Dataset rows about figures
::::
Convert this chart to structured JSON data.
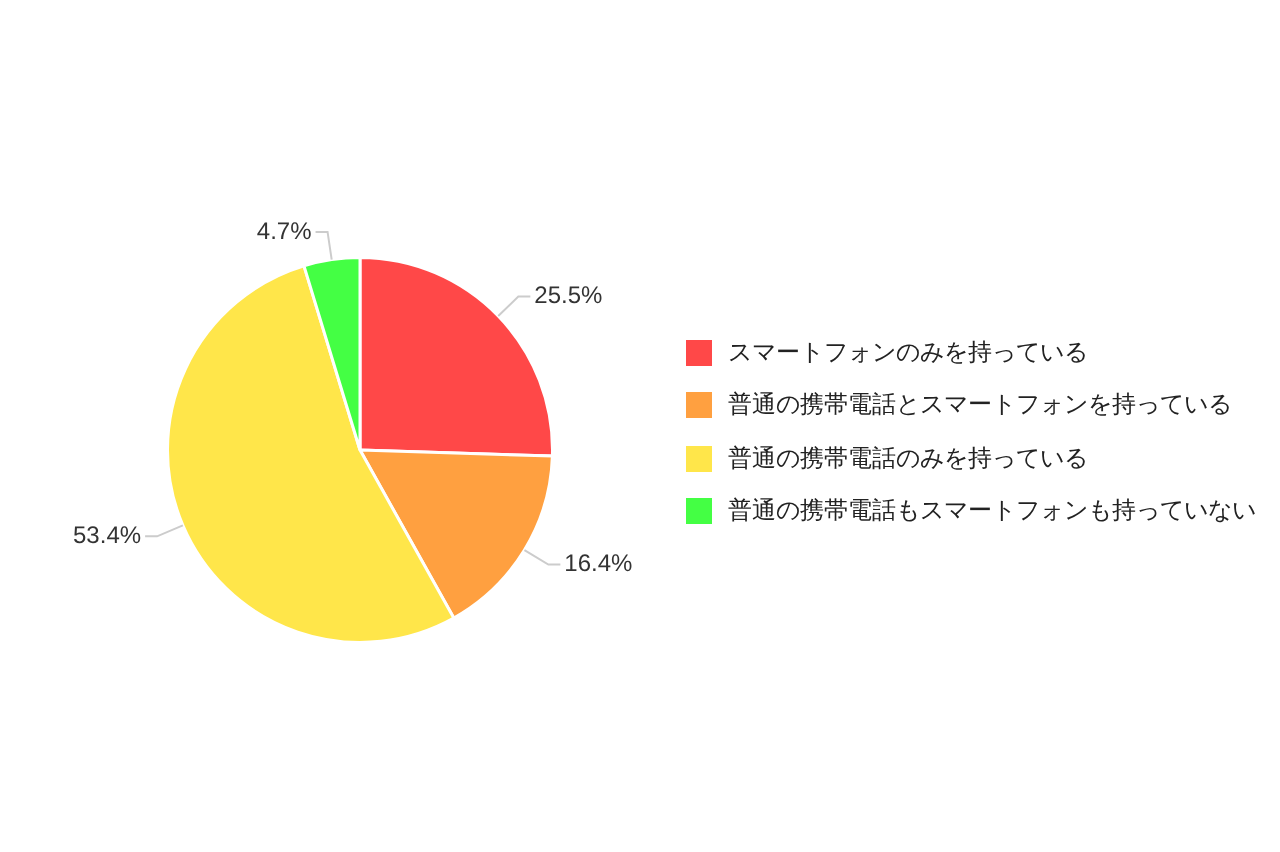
{
  "chart_data": {
    "type": "pie",
    "categories": [
      "スマートフォンのみを持っている",
      "普通の携帯電話とスマートフォンを持っている",
      "普通の携帯電話のみを持っている",
      "普通の携帯電話もスマートフォンも持っていない"
    ],
    "values": [
      25.5,
      16.4,
      53.4,
      4.7
    ],
    "colors": [
      "#ff4848",
      "#ffa040",
      "#ffe64a",
      "#44ff44"
    ],
    "value_labels": [
      "25.5%",
      "16.4%",
      "53.4%",
      "4.7%"
    ],
    "legend": "right"
  }
}
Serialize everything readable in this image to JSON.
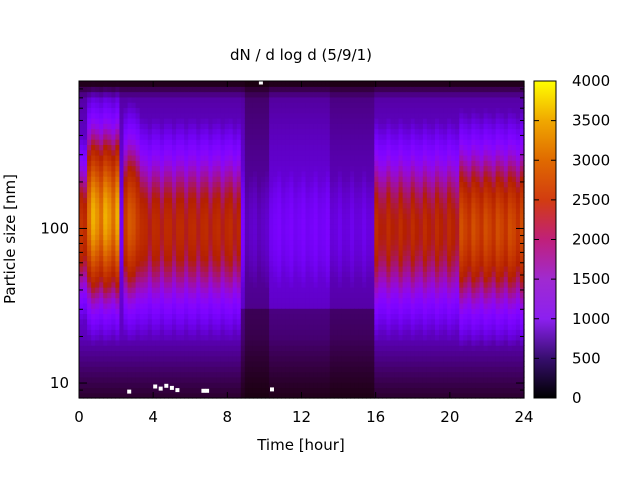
::::
Exactly as written, return every line of the listing, but not the pictures.

Convert this chart to structured JSON data.
{
  "chart_data": {
    "type": "pie",
    "categories": [
      "スマートフォンのみを持っている",
      "普通の携帯電話とスマートフォンを持っている",
      "普通の携帯電話のみを持っている",
      "普通の携帯電話もスマートフォンも持っていない"
    ],
    "values": [
      25.5,
      16.4,
      53.4,
      4.7
    ],
    "colors": [
      "#ff4848",
      "#ffa040",
      "#ffe64a",
      "#44ff44"
    ],
    "value_labels": [
      "25.5%",
      "16.4%",
      "53.4%",
      "4.7%"
    ],
    "legend": "right"
  }
}
Serialize everything readable in this image to JSON.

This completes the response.